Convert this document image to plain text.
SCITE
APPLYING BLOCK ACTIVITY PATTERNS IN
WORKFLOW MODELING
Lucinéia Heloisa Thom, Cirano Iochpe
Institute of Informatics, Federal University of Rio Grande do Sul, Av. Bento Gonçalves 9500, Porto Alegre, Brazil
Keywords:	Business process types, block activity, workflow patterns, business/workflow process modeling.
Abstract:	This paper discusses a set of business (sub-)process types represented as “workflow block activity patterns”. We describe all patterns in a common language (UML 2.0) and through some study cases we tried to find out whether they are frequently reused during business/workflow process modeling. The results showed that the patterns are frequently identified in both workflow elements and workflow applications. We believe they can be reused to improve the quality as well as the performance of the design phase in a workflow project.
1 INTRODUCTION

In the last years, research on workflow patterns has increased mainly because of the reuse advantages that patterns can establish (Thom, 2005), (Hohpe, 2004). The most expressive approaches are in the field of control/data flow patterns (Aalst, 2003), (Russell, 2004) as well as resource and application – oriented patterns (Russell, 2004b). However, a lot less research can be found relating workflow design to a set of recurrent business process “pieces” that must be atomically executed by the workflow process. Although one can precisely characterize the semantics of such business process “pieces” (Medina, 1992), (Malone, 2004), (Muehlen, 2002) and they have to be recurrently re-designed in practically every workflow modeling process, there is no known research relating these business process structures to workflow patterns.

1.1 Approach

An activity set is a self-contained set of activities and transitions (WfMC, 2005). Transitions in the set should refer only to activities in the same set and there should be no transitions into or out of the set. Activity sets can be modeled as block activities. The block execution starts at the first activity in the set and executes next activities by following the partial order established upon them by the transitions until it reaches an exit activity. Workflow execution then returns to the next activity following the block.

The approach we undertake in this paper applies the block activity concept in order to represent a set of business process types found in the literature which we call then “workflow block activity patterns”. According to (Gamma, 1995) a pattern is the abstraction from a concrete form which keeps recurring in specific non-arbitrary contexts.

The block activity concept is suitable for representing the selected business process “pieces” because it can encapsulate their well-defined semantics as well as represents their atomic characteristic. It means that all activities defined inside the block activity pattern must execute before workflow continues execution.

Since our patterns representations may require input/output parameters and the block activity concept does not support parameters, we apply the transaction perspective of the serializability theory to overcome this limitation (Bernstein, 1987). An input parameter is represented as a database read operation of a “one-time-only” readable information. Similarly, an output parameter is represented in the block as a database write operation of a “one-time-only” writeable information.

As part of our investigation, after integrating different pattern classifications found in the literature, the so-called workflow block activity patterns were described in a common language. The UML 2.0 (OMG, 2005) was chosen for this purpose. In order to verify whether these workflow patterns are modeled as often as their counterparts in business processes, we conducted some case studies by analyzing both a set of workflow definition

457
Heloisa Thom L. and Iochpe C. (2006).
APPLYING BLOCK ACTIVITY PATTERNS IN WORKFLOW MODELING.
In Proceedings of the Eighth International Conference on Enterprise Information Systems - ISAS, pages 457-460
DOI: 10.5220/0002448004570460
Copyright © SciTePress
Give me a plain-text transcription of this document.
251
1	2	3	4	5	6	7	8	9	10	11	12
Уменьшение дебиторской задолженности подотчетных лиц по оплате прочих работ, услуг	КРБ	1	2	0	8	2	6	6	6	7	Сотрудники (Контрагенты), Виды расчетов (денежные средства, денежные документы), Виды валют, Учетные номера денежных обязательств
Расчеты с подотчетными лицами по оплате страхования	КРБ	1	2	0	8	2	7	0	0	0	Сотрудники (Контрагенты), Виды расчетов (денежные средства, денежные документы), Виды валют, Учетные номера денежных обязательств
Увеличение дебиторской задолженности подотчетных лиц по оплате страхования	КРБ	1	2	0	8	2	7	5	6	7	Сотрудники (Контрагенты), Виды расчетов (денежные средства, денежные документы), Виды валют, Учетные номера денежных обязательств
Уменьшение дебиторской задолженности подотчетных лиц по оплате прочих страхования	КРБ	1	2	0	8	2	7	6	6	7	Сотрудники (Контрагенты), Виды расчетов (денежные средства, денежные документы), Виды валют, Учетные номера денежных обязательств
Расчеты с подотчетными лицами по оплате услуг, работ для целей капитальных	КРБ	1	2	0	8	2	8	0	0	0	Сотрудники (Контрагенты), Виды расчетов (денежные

########################################

Written instruction: Write out only the final block of lines, starting at the line with "Give me a plain-text" and running to the end of the material.

Solution:
Give me a plain-text transcription of this document.
251
1	2	3	4	5	6	7	8	9	10	11	12
Уменьшение дебиторской задолженности подотчетных лиц по оплате прочих работ, услуг	КРБ	1	2	0	8	2	6	6	6	7	Сотрудники (Контрагенты), Виды расчетов (денежные средства, денежные документы), Виды валют, Учетные номера денежных обязательств
Расчеты с подотчетными лицами по оплате страхования	КРБ	1	2	0	8	2	7	0	0	0	Сотрудники (Контрагенты), Виды расчетов (денежные средства, денежные документы), Виды валют, Учетные номера денежных обязательств
Увеличение дебиторской задолженности подотчетных лиц по оплате страхования	КРБ	1	2	0	8	2	7	5	6	7	Сотрудники (Контрагенты), Виды расчетов (денежные средства, денежные документы), Виды валют, Учетные номера денежных обязательств
Уменьшение дебиторской задолженности подотчетных лиц по оплате прочих страхования	КРБ	1	2	0	8	2	7	6	6	7	Сотрудники (Контрагенты), Виды расчетов (денежные средства, денежные документы), Виды валют, Учетные номера денежных обязательств
Расчеты с подотчетными лицами по оплате услуг, работ для целей капитальных	КРБ	1	2	0	8	2	8	0	0	0	Сотрудники (Контрагенты), Виды расчетов (денежные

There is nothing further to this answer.